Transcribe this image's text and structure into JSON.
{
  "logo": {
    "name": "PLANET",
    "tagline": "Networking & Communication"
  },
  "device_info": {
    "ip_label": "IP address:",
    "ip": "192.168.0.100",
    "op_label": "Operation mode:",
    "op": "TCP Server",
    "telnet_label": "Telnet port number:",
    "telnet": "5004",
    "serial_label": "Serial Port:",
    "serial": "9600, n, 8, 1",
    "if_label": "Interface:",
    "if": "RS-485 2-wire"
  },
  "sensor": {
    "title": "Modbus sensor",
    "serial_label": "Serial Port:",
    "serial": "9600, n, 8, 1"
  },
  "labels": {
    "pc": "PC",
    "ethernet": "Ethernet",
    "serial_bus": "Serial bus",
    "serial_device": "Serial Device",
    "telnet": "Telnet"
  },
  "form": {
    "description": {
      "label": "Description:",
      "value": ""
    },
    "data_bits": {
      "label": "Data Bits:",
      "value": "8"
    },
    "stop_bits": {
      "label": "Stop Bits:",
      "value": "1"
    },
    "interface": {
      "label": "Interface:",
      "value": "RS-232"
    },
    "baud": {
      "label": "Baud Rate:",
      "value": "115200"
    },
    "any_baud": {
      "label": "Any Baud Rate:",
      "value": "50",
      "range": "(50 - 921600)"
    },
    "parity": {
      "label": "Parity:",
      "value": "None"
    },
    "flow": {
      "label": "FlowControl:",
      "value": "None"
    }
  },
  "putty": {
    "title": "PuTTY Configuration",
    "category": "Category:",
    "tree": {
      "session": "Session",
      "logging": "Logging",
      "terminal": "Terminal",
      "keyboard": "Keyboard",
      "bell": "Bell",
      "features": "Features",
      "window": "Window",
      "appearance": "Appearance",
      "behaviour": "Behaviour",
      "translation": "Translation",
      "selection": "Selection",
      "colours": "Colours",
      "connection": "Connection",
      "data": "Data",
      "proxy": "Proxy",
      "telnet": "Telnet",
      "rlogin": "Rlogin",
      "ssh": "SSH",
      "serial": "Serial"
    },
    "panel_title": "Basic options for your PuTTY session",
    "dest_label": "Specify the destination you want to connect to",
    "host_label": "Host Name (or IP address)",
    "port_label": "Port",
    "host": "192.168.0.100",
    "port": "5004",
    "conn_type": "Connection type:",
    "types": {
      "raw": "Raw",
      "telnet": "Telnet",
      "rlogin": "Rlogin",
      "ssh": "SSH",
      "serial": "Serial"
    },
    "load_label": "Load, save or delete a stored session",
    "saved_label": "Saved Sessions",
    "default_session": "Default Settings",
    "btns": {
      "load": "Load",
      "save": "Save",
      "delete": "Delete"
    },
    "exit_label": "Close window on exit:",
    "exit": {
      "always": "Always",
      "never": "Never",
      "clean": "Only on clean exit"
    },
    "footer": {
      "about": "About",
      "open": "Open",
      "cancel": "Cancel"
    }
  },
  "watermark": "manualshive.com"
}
····················
• _Given problem_
Output the records above in their entirety, exactly.

• _Response to the task_
Transcribe this image's text and structure into JSON.
{
  "logo": {
    "name": "PLANET",
    "tagline": "Networking & Communication"
  },
  "device_info": {
    "ip_label": "IP address:",
    "ip": "192.168.0.100",
    "op_label": "Operation mode:",
    "op": "TCP Server",
    "telnet_label": "Telnet port number:",
    "telnet": "5004",
    "serial_label": "Serial Port:",
    "serial": "9600, n, 8, 1",
    "if_label": "Interface:",
    "if": "RS-485 2-wire"
  },
  "sensor": {
    "title": "Modbus sensor",
    "serial_label": "Serial Port:",
    "serial": "9600, n, 8, 1"
  },
  "labels": {
    "pc": "PC",
    "ethernet": "Ethernet",
    "serial_bus": "Serial bus",
    "serial_device": "Serial Device",
    "telnet": "Telnet"
  },
  "form": {
    "description": {
      "label": "Description:",
      "value": ""
    },
    "data_bits": {
      "label": "Data Bits:",
      "value": "8"
    },
    "stop_bits": {
      "label": "Stop Bits:",
      "value": "1"
    },
    "interface": {
      "label": "Interface:",
      "value": "RS-232"
    },
    "baud": {
      "label": "Baud Rate:",
      "value": "115200"
    },
    "any_baud": {
      "label": "Any Baud Rate:",
      "value": "50",
      "range": "(50 - 921600)"
    },
    "parity": {
      "label": "Parity:",
      "value": "None"
    },
    "flow": {
      "label": "FlowControl:",
      "value": "None"
    }
  },
  "putty": {
    "title": "PuTTY Configuration",
    "category": "Category:",
    "tree": {
      "session": "Session",
      "logging": "Logging",
      "terminal": "Terminal",
      "keyboard": "Keyboard",
      "bell": "Bell",
      "features": "Features",
      "window": "Window",
      "appearance": "Appearance",
      "behaviour": "Behaviour",
      "translation": "Translation",
      "selection": "Selection",
      "colours": "Colours",
      "connection": "Connection",
      "data": "Data",
      "proxy": "Proxy",
      "telnet": "Telnet",
      "rlogin": "Rlogin",
      "ssh": "SSH",
      "serial": "Serial"
    },
    "panel_title": "Basic options for your PuTTY session",
    "dest_label": "Specify the destination you want to connect to",
    "host_label": "Host Name (or IP address)",
    "port_label": "Port",
    "host": "192.168.0.100",
    "port": "5004",
    "conn_type": "Connection type:",
    "types": {
      "raw": "Raw",
      "telnet": "Telnet",
      "rlogin": "Rlogin",
      "ssh": "SSH",
      "serial": "Serial"
    },
    "load_label": "Load, save or delete a stored session",
    "saved_label": "Saved Sessions",
    "default_session": "Default Settings",
    "btns": {
      "load": "Load",
      "save": "Save",
      "delete": "Delete"
    },
    "exit_label": "Close window on exit:",
    "exit": {
      "always": "Always",
      "never": "Never",
      "clean": "Only on clean exit"
    },
    "footer": {
      "about": "About",
      "open": "Open",
      "cancel": "Cancel"
    }
  },
  "watermark": "manualshive.com"
}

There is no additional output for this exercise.